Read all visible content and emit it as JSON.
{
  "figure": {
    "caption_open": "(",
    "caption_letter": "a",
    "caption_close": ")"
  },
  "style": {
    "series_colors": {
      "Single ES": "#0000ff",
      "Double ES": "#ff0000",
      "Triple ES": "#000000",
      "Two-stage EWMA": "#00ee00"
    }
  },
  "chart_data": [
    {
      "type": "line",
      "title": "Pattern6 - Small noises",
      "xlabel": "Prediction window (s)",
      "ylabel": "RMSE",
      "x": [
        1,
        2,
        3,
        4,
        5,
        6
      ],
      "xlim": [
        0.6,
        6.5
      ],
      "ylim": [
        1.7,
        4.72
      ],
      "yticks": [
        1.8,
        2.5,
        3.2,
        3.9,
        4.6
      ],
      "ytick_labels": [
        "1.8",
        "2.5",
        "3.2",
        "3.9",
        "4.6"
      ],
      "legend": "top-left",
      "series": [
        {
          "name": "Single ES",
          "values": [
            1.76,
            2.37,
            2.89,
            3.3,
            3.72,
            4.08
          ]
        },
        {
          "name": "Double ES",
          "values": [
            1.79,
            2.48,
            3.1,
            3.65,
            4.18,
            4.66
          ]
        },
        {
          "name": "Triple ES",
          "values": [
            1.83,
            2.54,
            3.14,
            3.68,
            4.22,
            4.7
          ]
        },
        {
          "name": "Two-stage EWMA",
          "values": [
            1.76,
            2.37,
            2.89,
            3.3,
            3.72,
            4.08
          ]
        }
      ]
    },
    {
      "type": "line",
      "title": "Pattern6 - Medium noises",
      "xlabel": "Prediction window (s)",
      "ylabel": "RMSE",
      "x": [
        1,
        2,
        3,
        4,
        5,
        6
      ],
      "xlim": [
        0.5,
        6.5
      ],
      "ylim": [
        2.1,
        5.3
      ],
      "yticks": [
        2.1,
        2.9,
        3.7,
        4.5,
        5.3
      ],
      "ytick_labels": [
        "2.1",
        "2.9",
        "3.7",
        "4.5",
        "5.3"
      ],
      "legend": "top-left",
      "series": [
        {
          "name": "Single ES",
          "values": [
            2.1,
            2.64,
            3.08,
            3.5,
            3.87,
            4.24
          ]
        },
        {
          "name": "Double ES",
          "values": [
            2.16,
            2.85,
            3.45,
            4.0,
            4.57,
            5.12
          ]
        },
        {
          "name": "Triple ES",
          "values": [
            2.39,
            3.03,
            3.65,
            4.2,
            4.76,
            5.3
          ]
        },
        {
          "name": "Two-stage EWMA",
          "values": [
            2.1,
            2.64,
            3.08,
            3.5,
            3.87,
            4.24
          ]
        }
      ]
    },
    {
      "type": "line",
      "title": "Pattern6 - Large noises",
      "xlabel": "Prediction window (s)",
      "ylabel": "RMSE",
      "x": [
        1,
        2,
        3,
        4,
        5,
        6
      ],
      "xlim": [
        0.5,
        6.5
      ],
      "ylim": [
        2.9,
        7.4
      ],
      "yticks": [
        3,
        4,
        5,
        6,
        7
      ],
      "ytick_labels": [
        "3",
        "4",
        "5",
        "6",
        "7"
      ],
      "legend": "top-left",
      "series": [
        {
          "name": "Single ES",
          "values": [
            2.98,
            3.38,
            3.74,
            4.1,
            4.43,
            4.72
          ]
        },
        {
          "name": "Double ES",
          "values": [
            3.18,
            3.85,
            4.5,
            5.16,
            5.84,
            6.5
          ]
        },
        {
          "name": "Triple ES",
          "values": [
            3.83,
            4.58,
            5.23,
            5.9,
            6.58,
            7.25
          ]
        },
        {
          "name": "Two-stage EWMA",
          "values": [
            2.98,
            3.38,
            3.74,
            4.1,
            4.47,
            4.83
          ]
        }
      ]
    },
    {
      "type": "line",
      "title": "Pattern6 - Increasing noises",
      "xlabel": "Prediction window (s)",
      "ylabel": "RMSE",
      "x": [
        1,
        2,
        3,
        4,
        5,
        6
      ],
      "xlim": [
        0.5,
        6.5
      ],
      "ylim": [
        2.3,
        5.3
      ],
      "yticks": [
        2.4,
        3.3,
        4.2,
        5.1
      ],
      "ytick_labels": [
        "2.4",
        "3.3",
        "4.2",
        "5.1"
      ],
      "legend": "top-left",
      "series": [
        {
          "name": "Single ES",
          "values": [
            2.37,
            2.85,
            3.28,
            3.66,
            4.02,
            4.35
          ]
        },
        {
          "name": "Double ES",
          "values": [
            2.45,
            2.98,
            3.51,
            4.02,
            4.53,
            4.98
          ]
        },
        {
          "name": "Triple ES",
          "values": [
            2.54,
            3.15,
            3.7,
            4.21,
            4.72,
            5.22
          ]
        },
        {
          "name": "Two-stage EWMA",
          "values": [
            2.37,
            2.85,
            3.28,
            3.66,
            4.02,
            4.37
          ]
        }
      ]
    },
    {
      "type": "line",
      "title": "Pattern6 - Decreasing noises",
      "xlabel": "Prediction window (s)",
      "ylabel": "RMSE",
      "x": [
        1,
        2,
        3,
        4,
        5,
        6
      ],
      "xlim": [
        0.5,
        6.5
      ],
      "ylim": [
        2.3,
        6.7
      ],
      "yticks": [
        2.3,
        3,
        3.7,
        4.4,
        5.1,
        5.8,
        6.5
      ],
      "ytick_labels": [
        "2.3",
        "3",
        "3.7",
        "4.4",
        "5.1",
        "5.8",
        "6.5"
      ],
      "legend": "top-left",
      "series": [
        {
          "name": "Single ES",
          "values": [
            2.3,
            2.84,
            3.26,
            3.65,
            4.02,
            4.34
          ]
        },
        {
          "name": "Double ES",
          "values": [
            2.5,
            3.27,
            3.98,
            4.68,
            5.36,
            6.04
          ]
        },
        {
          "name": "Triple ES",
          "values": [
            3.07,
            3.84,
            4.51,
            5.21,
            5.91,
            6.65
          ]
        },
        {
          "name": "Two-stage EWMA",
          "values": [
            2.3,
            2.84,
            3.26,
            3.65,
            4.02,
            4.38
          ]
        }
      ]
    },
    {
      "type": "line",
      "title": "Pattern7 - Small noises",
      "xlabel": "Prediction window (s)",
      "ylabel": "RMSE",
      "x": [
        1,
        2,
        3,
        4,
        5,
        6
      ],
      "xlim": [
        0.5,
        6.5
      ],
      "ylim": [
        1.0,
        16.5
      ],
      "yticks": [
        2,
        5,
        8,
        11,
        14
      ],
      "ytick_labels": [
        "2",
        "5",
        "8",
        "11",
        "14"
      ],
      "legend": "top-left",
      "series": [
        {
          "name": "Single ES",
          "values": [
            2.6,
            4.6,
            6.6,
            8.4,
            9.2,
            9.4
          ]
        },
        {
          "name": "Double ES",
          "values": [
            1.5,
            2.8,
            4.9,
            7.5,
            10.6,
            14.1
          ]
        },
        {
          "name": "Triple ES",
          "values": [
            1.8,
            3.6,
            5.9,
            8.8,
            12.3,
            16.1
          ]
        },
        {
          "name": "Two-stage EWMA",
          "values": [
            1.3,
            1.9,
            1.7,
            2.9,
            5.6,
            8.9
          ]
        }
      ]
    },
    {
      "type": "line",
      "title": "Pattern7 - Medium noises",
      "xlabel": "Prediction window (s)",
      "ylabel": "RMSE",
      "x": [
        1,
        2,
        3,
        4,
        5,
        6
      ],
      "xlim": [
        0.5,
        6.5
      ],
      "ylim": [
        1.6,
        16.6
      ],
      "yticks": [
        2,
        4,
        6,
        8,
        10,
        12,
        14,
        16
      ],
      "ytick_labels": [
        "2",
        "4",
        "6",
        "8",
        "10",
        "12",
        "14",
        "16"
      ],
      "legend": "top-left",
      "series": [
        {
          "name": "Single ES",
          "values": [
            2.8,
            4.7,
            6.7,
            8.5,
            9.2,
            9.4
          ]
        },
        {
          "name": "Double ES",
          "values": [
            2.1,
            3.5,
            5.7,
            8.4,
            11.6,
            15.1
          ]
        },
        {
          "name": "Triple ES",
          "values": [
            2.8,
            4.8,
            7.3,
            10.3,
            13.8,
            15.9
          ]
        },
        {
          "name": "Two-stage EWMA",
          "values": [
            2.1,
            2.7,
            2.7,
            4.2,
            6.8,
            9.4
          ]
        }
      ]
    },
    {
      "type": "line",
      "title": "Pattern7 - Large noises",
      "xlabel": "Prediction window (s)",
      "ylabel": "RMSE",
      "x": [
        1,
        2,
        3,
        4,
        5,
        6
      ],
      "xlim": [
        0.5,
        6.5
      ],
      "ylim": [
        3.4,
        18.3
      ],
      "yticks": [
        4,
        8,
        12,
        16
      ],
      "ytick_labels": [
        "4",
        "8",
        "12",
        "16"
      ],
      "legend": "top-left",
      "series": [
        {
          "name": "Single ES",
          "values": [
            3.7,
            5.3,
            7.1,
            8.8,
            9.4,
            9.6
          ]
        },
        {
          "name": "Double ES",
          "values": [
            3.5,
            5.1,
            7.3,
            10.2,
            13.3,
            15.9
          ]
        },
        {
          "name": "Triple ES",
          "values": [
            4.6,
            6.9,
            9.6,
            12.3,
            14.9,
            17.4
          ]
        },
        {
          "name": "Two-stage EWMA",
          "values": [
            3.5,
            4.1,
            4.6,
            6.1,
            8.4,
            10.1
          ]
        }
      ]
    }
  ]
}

+---+

What the task asks
Copy all lines of the material above where the string "Small" occurs.

Worked solution
      "title": "Pattern6 - Small noises",
      "title": "Pattern7 - Small noises",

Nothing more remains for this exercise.